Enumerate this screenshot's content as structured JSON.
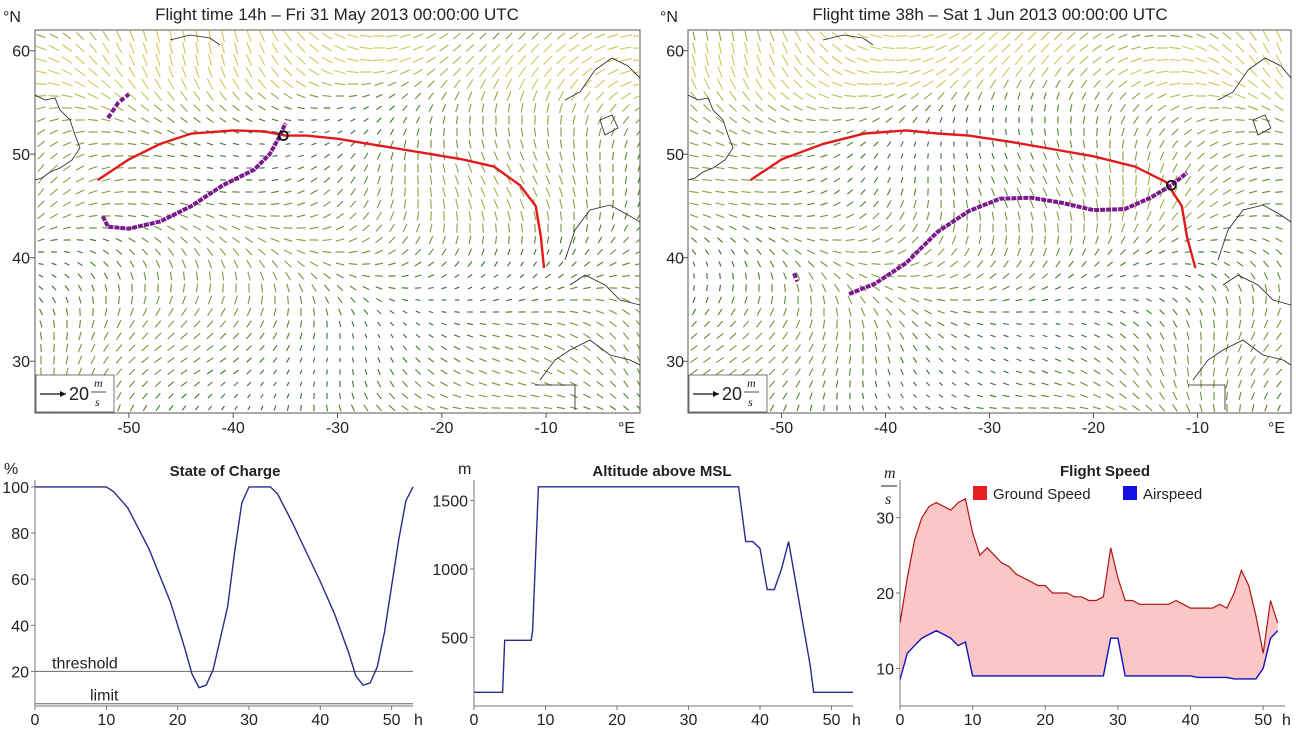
{
  "chart_data": [
    {
      "type": "map",
      "title": "Flight time 14h – Fri 31 May 2013 00:00:00 UTC",
      "x_unit": "°E",
      "y_unit": "°N",
      "x_ticks": [
        "-50",
        "-40",
        "-30",
        "-20",
        "-10"
      ],
      "y_ticks": [
        "60",
        "50",
        "40",
        "30"
      ],
      "xlim": [
        -59,
        -1
      ],
      "ylim": [
        25,
        62
      ],
      "scale": {
        "value": "20",
        "num": "m",
        "den": "s"
      },
      "route": [
        [
          -53,
          47.5
        ],
        [
          -50,
          49.5
        ],
        [
          -47,
          51
        ],
        [
          -44,
          52
        ],
        [
          -40,
          52.3
        ],
        [
          -37,
          52.2
        ],
        [
          -35,
          51.8
        ],
        [
          -33,
          51.8
        ],
        [
          -30,
          51.5
        ],
        [
          -27,
          51
        ],
        [
          -24,
          50.5
        ],
        [
          -21,
          50
        ],
        [
          -18,
          49.5
        ],
        [
          -15,
          48.8
        ],
        [
          -12.5,
          47
        ],
        [
          -11,
          45
        ],
        [
          -10.5,
          42
        ],
        [
          -10.2,
          39
        ]
      ],
      "trajectory": [
        [
          -52.5,
          44
        ],
        [
          -52,
          43
        ],
        [
          -50,
          42.8
        ],
        [
          -47,
          43.5
        ],
        [
          -44,
          45
        ],
        [
          -41,
          47
        ],
        [
          -38,
          48.5
        ],
        [
          -36.5,
          50
        ],
        [
          -35.5,
          51.8
        ],
        [
          -35,
          53
        ]
      ],
      "trajectory_extra": [
        [
          -52,
          53.5
        ],
        [
          -51,
          55
        ],
        [
          -50,
          55.8
        ]
      ],
      "current_position": [
        -35.2,
        51.8
      ]
    },
    {
      "type": "map",
      "title": "Flight time 38h – Sat 1 Jun 2013 00:00:00 UTC",
      "x_unit": "°E",
      "y_unit": "°N",
      "x_ticks": [
        "-50",
        "-40",
        "-30",
        "-20",
        "-10"
      ],
      "y_ticks": [
        "60",
        "50",
        "40",
        "30"
      ],
      "xlim": [
        -59,
        -1
      ],
      "ylim": [
        25,
        62
      ],
      "scale": {
        "value": "20",
        "num": "m",
        "den": "s"
      },
      "route": [
        [
          -53,
          47.5
        ],
        [
          -50,
          49.5
        ],
        [
          -46,
          51
        ],
        [
          -42,
          52
        ],
        [
          -38,
          52.3
        ],
        [
          -35,
          52
        ],
        [
          -32,
          51.8
        ],
        [
          -28,
          51.2
        ],
        [
          -24,
          50.5
        ],
        [
          -20,
          49.8
        ],
        [
          -16,
          48.8
        ],
        [
          -13,
          47.3
        ],
        [
          -11.5,
          45
        ],
        [
          -11,
          42
        ],
        [
          -10.2,
          39
        ]
      ],
      "trajectory": [
        [
          -43.5,
          36.5
        ],
        [
          -41,
          37.5
        ],
        [
          -38,
          39.5
        ],
        [
          -35,
          42.5
        ],
        [
          -32,
          44.5
        ],
        [
          -29,
          45.7
        ],
        [
          -26,
          45.8
        ],
        [
          -23,
          45.3
        ],
        [
          -20,
          44.6
        ],
        [
          -17,
          44.7
        ],
        [
          -14.5,
          45.8
        ],
        [
          -12.5,
          47
        ],
        [
          -11,
          48.2
        ]
      ],
      "trajectory_extra": [
        [
          -48.8,
          38.5
        ],
        [
          -48.5,
          37.7
        ]
      ],
      "current_position": [
        -12.5,
        47
      ]
    },
    {
      "type": "line",
      "title": "State of Charge",
      "ylabel": "%",
      "xlabel": "h",
      "xlim": [
        0,
        53
      ],
      "ylim": [
        5,
        103
      ],
      "x_ticks": [
        "0",
        "10",
        "20",
        "30",
        "40",
        "50"
      ],
      "y_ticks": [
        "20",
        "40",
        "60",
        "80",
        "100"
      ],
      "series": [
        {
          "name": "State of Charge",
          "x": [
            0,
            10,
            11,
            13,
            16,
            19,
            21,
            22,
            23,
            24,
            25,
            27,
            28,
            29,
            30,
            32,
            33,
            34,
            36,
            38,
            40,
            42,
            44,
            45,
            46,
            47,
            48,
            49,
            50,
            51,
            52,
            53
          ],
          "y": [
            100,
            100,
            98,
            91,
            73,
            50,
            30,
            19,
            13,
            14,
            21,
            48,
            72,
            93,
            100,
            100,
            100,
            97,
            85,
            72,
            59,
            45,
            28,
            18,
            14,
            15,
            22,
            37,
            57,
            77,
            94,
            100
          ]
        }
      ],
      "hlines": [
        {
          "label": "threshold",
          "y": 20
        },
        {
          "label": "limit",
          "y": 6
        }
      ]
    },
    {
      "type": "line",
      "title": "Altitude above MSL",
      "ylabel": "m",
      "xlabel": "h",
      "xlim": [
        0,
        53
      ],
      "ylim": [
        0,
        1650
      ],
      "x_ticks": [
        "0",
        "10",
        "20",
        "30",
        "40",
        "50"
      ],
      "y_ticks": [
        "500",
        "1000",
        "1500"
      ],
      "series": [
        {
          "name": "Altitude",
          "x": [
            0,
            4,
            4.3,
            8,
            8.2,
            9,
            37,
            38,
            39,
            40,
            41,
            42,
            43,
            44,
            45,
            46,
            47,
            47.5,
            53
          ],
          "y": [
            100,
            100,
            480,
            480,
            550,
            1600,
            1600,
            1200,
            1200,
            1150,
            850,
            850,
            1000,
            1200,
            900,
            600,
            300,
            100,
            100
          ]
        }
      ]
    },
    {
      "type": "area",
      "title": "Flight Speed",
      "ylabel_num": "m",
      "ylabel_den": "s",
      "xlabel": "h",
      "xlim": [
        0,
        53
      ],
      "ylim": [
        5,
        35
      ],
      "x_ticks": [
        "0",
        "10",
        "20",
        "30",
        "40",
        "50"
      ],
      "y_ticks": [
        "10",
        "20",
        "30"
      ],
      "series": [
        {
          "name": "Ground Speed",
          "color": "#e62020",
          "fill": "#fbc6c6",
          "x": [
            0,
            1,
            2,
            3,
            4,
            5,
            6,
            7,
            8,
            9,
            10,
            11,
            12,
            13,
            14,
            15,
            16,
            17,
            18,
            19,
            20,
            21,
            22,
            23,
            24,
            25,
            26,
            27,
            28,
            29,
            30,
            31,
            32,
            33,
            34,
            35,
            36,
            37,
            38,
            39,
            40,
            41,
            42,
            43,
            44,
            45,
            46,
            47,
            48,
            49,
            50,
            51,
            52
          ],
          "y": [
            16,
            22,
            27,
            30,
            31.5,
            32,
            31.5,
            31,
            32,
            32.5,
            28,
            25,
            26,
            25,
            24,
            23.5,
            22.5,
            22,
            21.5,
            21,
            21,
            20,
            20,
            20,
            19.5,
            19.5,
            19,
            19,
            19.5,
            26,
            22,
            19,
            19,
            18.5,
            18.5,
            18.5,
            18.5,
            18.5,
            19,
            18.5,
            18,
            18,
            18,
            18,
            18.5,
            18,
            20,
            23,
            21,
            17,
            12,
            19,
            16
          ]
        },
        {
          "name": "Airspeed",
          "color": "#1010e0",
          "x": [
            0,
            1,
            2,
            3,
            4,
            5,
            6,
            7,
            8,
            9,
            10,
            11,
            12,
            13,
            14,
            15,
            16,
            17,
            18,
            19,
            20,
            21,
            22,
            23,
            24,
            25,
            26,
            27,
            28,
            29,
            30,
            31,
            32,
            33,
            34,
            35,
            36,
            37,
            38,
            39,
            40,
            41,
            42,
            43,
            44,
            45,
            46,
            47,
            48,
            49,
            50,
            51,
            52
          ],
          "y": [
            8.5,
            12,
            13,
            14,
            14.5,
            15,
            14.5,
            14,
            13,
            13.5,
            9,
            9,
            9,
            9,
            9,
            9,
            9,
            9,
            9,
            9,
            9,
            9,
            9,
            9,
            9,
            9,
            9,
            9,
            9,
            14,
            14,
            9,
            9,
            9,
            9,
            9,
            9,
            9,
            9,
            9,
            9,
            8.8,
            8.8,
            8.8,
            8.8,
            8.8,
            8.6,
            8.6,
            8.6,
            8.6,
            10,
            14,
            15
          ]
        }
      ]
    }
  ]
}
========================
## EXERCISE GOAL
Return every line from the records above that holds the word "State".

## TASK OUTPUT
      "title": "State of Charge",
          "name": "State of Charge",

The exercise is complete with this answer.